*The exercise*
A verbatim copy of the records is required, with all pictures left out.

Source records:

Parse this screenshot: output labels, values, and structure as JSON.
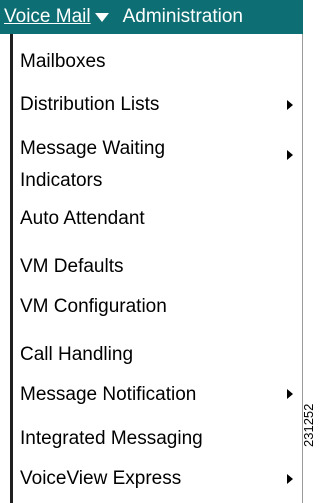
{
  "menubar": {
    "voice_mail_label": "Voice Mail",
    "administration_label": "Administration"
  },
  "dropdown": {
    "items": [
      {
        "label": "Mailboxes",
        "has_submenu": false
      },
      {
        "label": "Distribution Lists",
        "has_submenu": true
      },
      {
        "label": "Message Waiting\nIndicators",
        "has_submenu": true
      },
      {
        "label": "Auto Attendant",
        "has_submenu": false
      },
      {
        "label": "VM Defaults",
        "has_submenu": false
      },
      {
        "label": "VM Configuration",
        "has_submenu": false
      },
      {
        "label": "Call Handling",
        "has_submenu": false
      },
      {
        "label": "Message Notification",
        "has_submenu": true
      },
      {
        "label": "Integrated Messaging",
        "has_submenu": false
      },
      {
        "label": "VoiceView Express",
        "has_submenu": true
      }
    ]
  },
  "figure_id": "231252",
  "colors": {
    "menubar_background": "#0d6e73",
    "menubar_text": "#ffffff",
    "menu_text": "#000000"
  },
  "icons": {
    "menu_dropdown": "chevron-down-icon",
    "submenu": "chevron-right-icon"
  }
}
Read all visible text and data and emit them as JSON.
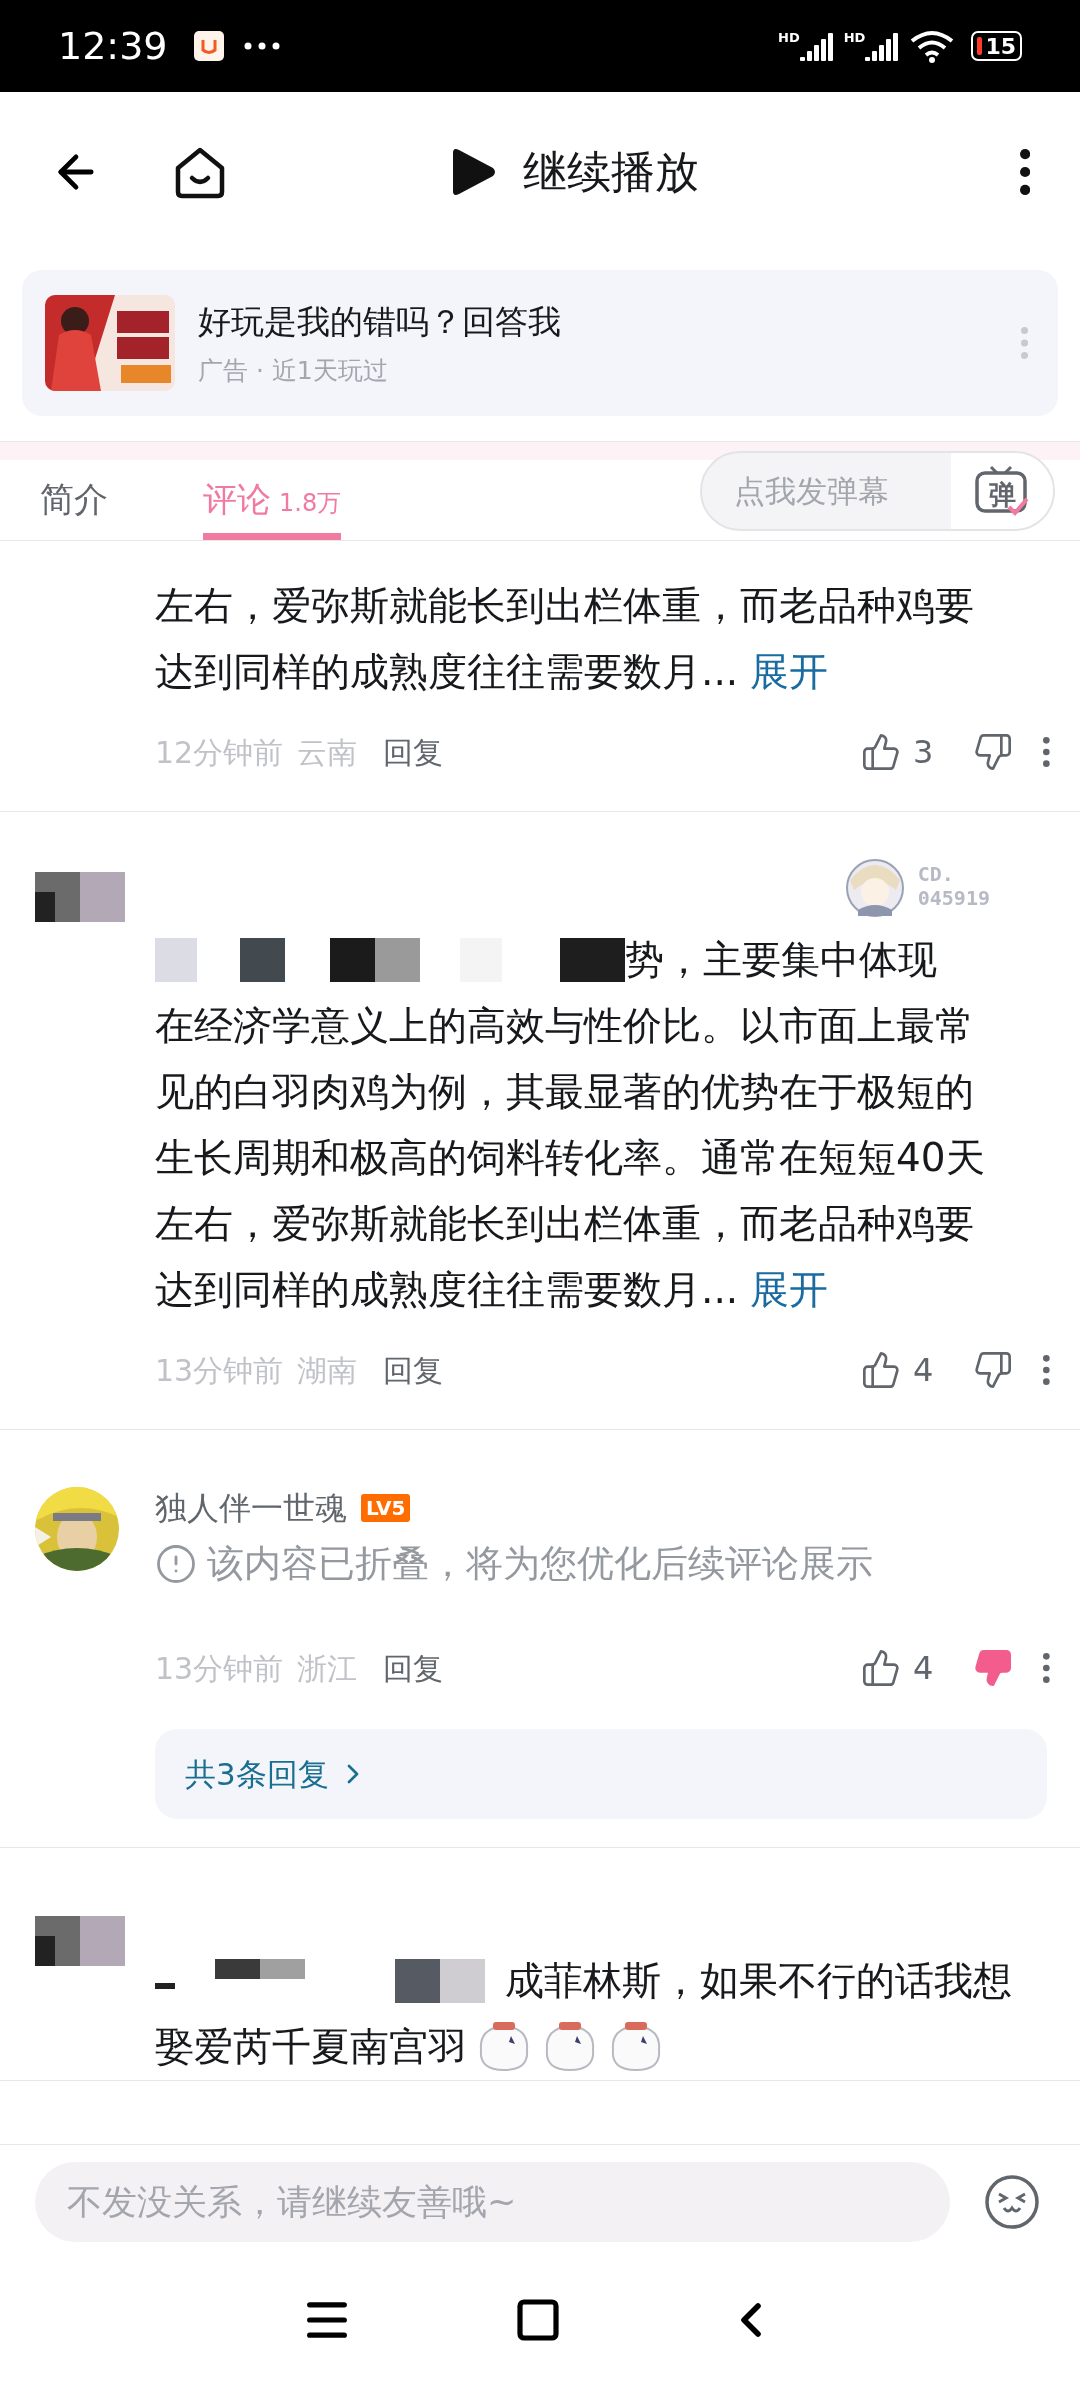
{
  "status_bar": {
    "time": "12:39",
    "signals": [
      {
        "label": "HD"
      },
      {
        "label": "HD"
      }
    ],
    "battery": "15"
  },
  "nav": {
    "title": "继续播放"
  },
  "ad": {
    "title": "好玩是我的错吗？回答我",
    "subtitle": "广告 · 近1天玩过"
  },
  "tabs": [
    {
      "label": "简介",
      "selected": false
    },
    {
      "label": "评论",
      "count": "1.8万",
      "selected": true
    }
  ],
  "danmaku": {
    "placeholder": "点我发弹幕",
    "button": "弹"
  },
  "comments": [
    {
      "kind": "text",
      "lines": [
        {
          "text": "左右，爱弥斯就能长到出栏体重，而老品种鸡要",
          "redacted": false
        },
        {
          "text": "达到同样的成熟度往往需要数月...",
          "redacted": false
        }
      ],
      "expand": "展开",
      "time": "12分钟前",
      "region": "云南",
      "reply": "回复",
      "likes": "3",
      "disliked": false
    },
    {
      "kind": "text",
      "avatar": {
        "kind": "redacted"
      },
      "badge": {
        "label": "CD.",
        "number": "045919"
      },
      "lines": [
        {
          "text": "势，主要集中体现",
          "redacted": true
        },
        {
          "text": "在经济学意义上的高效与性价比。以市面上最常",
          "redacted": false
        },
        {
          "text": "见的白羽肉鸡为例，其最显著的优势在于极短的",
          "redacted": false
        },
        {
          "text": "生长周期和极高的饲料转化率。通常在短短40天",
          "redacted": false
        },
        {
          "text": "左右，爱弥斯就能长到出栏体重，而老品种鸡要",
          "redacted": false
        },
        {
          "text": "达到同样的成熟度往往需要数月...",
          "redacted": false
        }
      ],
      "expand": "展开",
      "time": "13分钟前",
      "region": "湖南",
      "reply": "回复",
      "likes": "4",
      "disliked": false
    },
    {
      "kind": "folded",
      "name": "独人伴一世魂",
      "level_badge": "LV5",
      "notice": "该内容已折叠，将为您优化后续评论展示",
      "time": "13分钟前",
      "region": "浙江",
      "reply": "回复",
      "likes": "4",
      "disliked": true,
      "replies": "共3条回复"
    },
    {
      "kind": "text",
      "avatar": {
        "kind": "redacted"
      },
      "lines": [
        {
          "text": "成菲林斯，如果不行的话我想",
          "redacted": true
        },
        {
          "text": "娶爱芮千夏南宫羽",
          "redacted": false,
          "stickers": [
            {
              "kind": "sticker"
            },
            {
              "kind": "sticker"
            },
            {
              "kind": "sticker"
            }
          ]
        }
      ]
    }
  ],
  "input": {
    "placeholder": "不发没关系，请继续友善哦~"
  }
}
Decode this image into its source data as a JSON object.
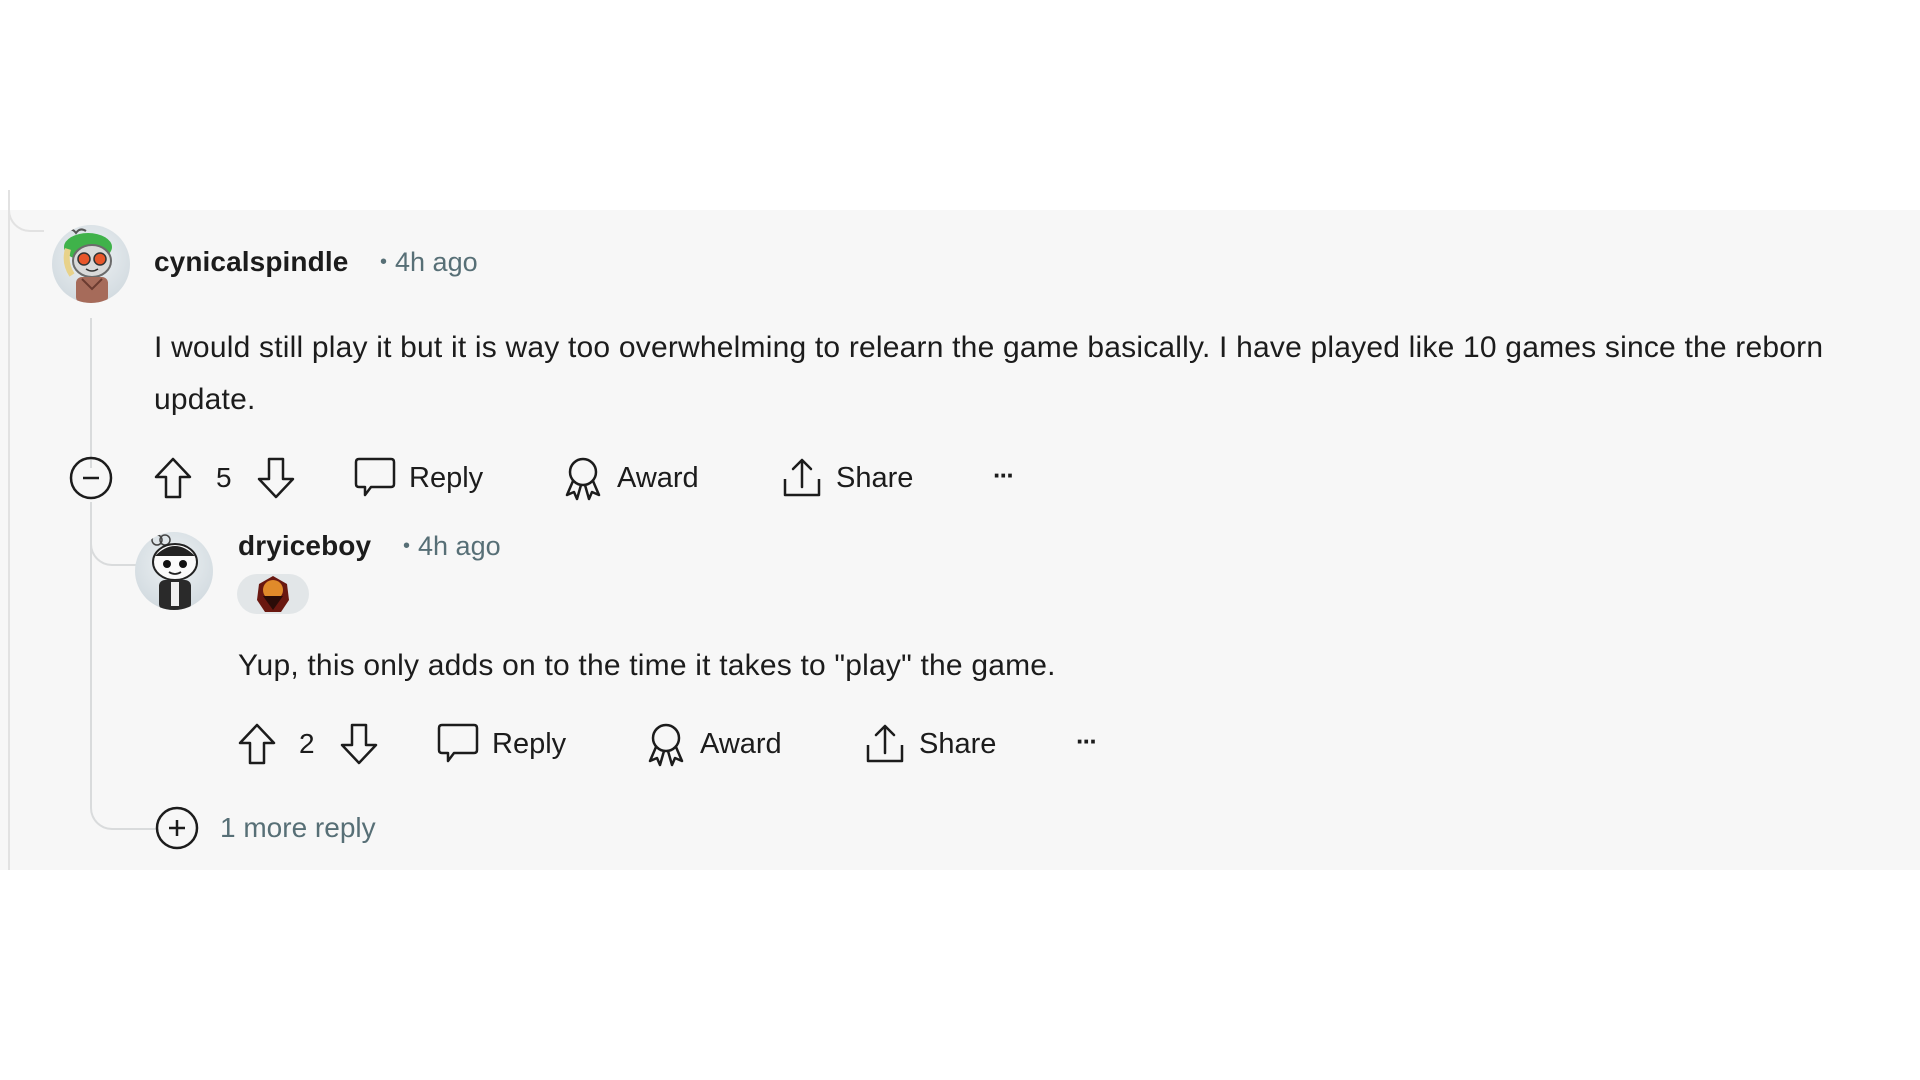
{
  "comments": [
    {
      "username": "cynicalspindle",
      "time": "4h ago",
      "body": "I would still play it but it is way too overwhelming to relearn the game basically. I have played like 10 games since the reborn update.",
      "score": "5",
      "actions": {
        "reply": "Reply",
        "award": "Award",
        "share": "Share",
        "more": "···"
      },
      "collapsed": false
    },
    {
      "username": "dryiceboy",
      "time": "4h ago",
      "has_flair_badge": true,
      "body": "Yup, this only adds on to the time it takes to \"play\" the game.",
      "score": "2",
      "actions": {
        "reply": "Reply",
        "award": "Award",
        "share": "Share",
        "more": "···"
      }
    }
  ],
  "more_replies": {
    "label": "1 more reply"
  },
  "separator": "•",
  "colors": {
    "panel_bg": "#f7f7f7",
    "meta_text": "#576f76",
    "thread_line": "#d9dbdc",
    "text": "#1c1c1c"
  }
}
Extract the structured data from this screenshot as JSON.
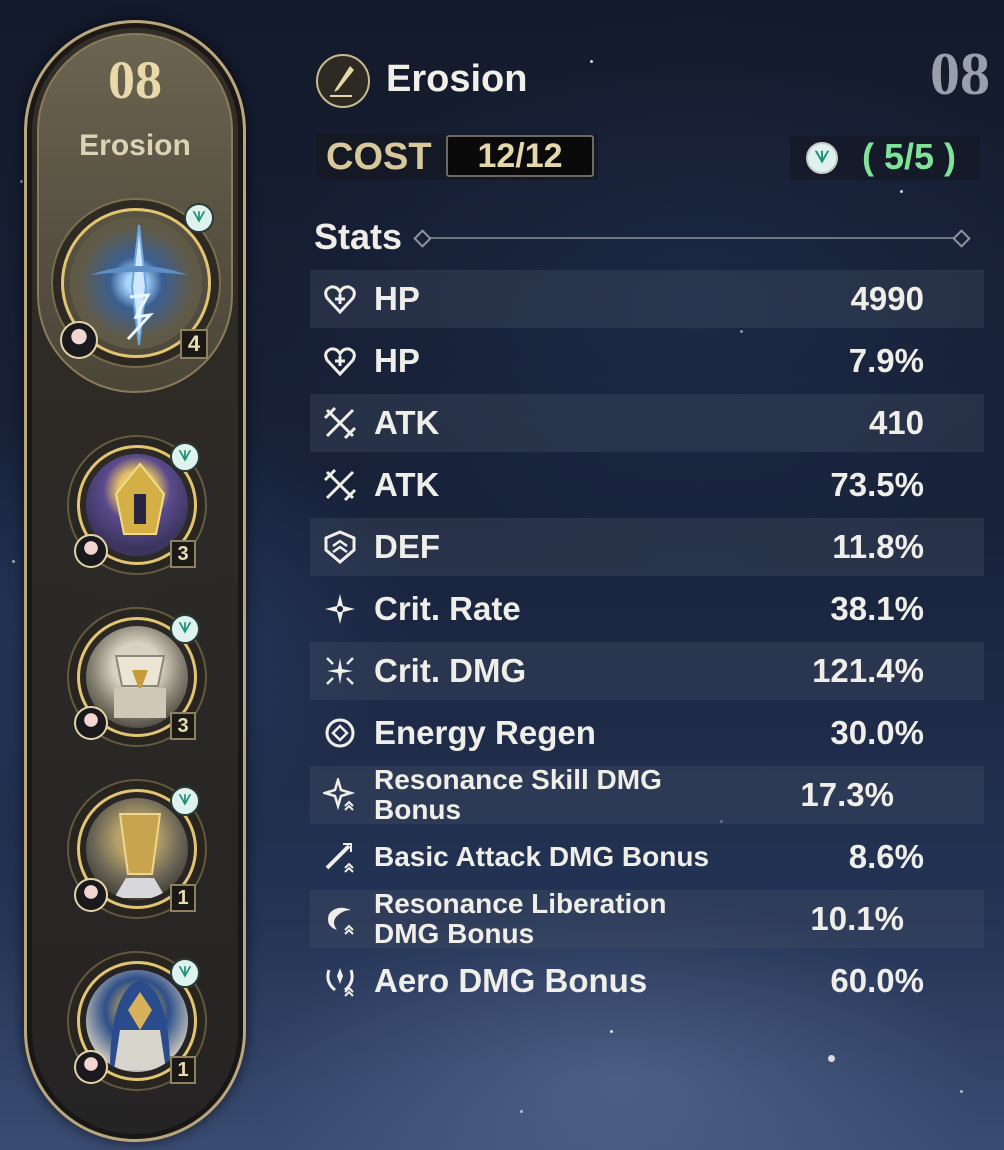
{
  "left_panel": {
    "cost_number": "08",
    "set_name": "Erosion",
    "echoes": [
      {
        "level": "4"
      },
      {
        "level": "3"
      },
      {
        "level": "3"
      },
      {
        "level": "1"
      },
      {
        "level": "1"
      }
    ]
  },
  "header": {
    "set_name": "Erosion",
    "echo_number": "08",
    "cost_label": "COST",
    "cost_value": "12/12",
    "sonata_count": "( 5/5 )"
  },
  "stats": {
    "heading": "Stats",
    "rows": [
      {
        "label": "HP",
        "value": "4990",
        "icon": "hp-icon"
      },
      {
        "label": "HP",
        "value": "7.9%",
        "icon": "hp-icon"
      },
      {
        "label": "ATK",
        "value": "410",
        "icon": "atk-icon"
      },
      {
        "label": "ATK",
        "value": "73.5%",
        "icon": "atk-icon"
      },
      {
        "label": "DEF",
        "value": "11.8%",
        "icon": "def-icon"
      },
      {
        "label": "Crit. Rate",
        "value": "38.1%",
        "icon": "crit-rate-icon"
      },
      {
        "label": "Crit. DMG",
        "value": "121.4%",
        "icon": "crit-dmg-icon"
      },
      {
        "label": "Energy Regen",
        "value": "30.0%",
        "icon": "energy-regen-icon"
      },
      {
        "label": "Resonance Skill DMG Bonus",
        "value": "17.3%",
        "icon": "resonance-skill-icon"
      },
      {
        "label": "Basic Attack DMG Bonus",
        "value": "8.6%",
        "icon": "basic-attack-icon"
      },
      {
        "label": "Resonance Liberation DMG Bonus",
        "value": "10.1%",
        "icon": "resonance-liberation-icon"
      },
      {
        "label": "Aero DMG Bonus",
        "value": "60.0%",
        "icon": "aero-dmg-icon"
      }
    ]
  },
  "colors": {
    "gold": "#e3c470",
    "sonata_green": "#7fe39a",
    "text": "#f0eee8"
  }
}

*Final result*
Parse this screenshot: output labels, values, and structure as JSON.
{
  "menubar": {
    "voice_mail_label": "Voice Mail",
    "administration_label": "Administration"
  },
  "dropdown": {
    "items": [
      {
        "label": "Mailboxes",
        "has_submenu": false
      },
      {
        "label": "Distribution Lists",
        "has_submenu": true
      },
      {
        "label": "Message Waiting\nIndicators",
        "has_submenu": true
      },
      {
        "label": "Auto Attendant",
        "has_submenu": false
      },
      {
        "label": "VM Defaults",
        "has_submenu": false
      },
      {
        "label": "VM Configuration",
        "has_submenu": false
      },
      {
        "label": "Call Handling",
        "has_submenu": false
      },
      {
        "label": "Message Notification",
        "has_submenu": true
      },
      {
        "label": "Integrated Messaging",
        "has_submenu": false
      },
      {
        "label": "VoiceView Express",
        "has_submenu": true
      }
    ]
  },
  "figure_id": "231252",
  "colors": {
    "menubar_background": "#0d6e73",
    "menubar_text": "#ffffff",
    "menu_text": "#000000"
  },
  "icons": {
    "menu_dropdown": "chevron-down-icon",
    "submenu": "chevron-right-icon"
  }
}
Read all visible text and data and emit them as JSON.
{
  "status_bar": {
    "time": "12:39",
    "signals": [
      {
        "label": "HD"
      },
      {
        "label": "HD"
      }
    ],
    "battery": "15"
  },
  "nav": {
    "title": "继续播放"
  },
  "ad": {
    "title": "好玩是我的错吗？回答我",
    "subtitle": "广告 · 近1天玩过"
  },
  "tabs": [
    {
      "label": "简介",
      "selected": false
    },
    {
      "label": "评论",
      "count": "1.8万",
      "selected": true
    }
  ],
  "danmaku": {
    "placeholder": "点我发弹幕",
    "button": "弹"
  },
  "comments": [
    {
      "kind": "text",
      "lines": [
        {
          "text": "左右，爱弥斯就能长到出栏体重，而老品种鸡要",
          "redacted": false
        },
        {
          "text": "达到同样的成熟度往往需要数月...",
          "redacted": false
        }
      ],
      "expand": "展开",
      "time": "12分钟前",
      "region": "云南",
      "reply": "回复",
      "likes": "3",
      "disliked": false
    },
    {
      "kind": "text",
      "avatar": {
        "kind": "redacted"
      },
      "badge": {
        "label": "CD.",
        "number": "045919"
      },
      "lines": [
        {
          "text": "势，主要集中体现",
          "redacted": true
        },
        {
          "text": "在经济学意义上的高效与性价比。以市面上最常",
          "redacted": false
        },
        {
          "text": "见的白羽肉鸡为例，其最显著的优势在于极短的",
          "redacted": false
        },
        {
          "text": "生长周期和极高的饲料转化率。通常在短短40天",
          "redacted": false
        },
        {
          "text": "左右，爱弥斯就能长到出栏体重，而老品种鸡要",
          "redacted": false
        },
        {
          "text": "达到同样的成熟度往往需要数月...",
          "redacted": false
        }
      ],
      "expand": "展开",
      "time": "13分钟前",
      "region": "湖南",
      "reply": "回复",
      "likes": "4",
      "disliked": false
    },
    {
      "kind": "folded",
      "name": "独人伴一世魂",
      "level_badge": "LV5",
      "notice": "该内容已折叠，将为您优化后续评论展示",
      "time": "13分钟前",
      "region": "浙江",
      "reply": "回复",
      "likes": "4",
      "disliked": true,
      "replies": "共3条回复"
    },
    {
      "kind": "text",
      "avatar": {
        "kind": "redacted"
      },
      "lines": [
        {
          "text": "成菲林斯，如果不行的话我想",
          "redacted": true
        },
        {
          "text": "娶爱芮千夏南宫羽",
          "redacted": false,
          "stickers": [
            {
              "kind": "sticker"
            },
            {
              "kind": "sticker"
            },
            {
              "kind": "sticker"
            }
          ]
        }
      ]
    }
  ],
  "input": {
    "placeholder": "不发没关系，请继续友善哦~"
  }
}
Decode this image into its source data as a JSON object.
{
  "comments": [
    {
      "username": "cynicalspindle",
      "time": "4h ago",
      "body": "I would still play it but it is way too overwhelming to relearn the game basically. I have played like 10 games since the reborn update.",
      "score": "5",
      "actions": {
        "reply": "Reply",
        "award": "Award",
        "share": "Share",
        "more": "···"
      },
      "collapsed": false
    },
    {
      "username": "dryiceboy",
      "time": "4h ago",
      "has_flair_badge": true,
      "body": "Yup, this only adds on to the time it takes to \"play\" the game.",
      "score": "2",
      "actions": {
        "reply": "Reply",
        "award": "Award",
        "share": "Share",
        "more": "···"
      }
    }
  ],
  "more_replies": {
    "label": "1 more reply"
  },
  "separator": "•",
  "colors": {
    "panel_bg": "#f7f7f7",
    "meta_text": "#576f76",
    "thread_line": "#d9dbdc",
    "text": "#1c1c1c"
  }
}
Extract the structured data from this screenshot as JSON.
{
  "left_panel": {
    "cost_number": "08",
    "set_name": "Erosion",
    "echoes": [
      {
        "level": "4"
      },
      {
        "level": "3"
      },
      {
        "level": "3"
      },
      {
        "level": "1"
      },
      {
        "level": "1"
      }
    ]
  },
  "header": {
    "set_name": "Erosion",
    "echo_number": "08",
    "cost_label": "COST",
    "cost_value": "12/12",
    "sonata_count": "( 5/5 )"
  },
  "stats": {
    "heading": "Stats",
    "rows": [
      {
        "label": "HP",
        "value": "4990",
        "icon": "hp-icon"
      },
      {
        "label": "HP",
        "value": "7.9%",
        "icon": "hp-icon"
      },
      {
        "label": "ATK",
        "value": "410",
        "icon": "atk-icon"
      },
      {
        "label": "ATK",
        "value": "73.5%",
        "icon": "atk-icon"
      },
      {
        "label": "DEF",
        "value": "11.8%",
        "icon": "def-icon"
      },
      {
        "label": "Crit. Rate",
        "value": "38.1%",
        "icon": "crit-rate-icon"
      },
      {
        "label": "Crit. DMG",
        "value": "121.4%",
        "icon": "crit-dmg-icon"
      },
      {
        "label": "Energy Regen",
        "value": "30.0%",
        "icon": "energy-regen-icon"
      },
      {
        "label": "Resonance Skill DMG Bonus",
        "value": "17.3%",
        "icon": "resonance-skill-icon"
      },
      {
        "label": "Basic Attack DMG Bonus",
        "value": "8.6%",
        "icon": "basic-attack-icon"
      },
      {
        "label": "Resonance Liberation DMG Bonus",
        "value": "10.1%",
        "icon": "resonance-liberation-icon"
      },
      {
        "label": "Aero DMG Bonus",
        "value": "60.0%",
        "icon": "aero-dmg-icon"
      }
    ]
  },
  "colors": {
    "gold": "#e3c470",
    "sonata_green": "#7fe39a",
    "text": "#f0eee8"
  }
}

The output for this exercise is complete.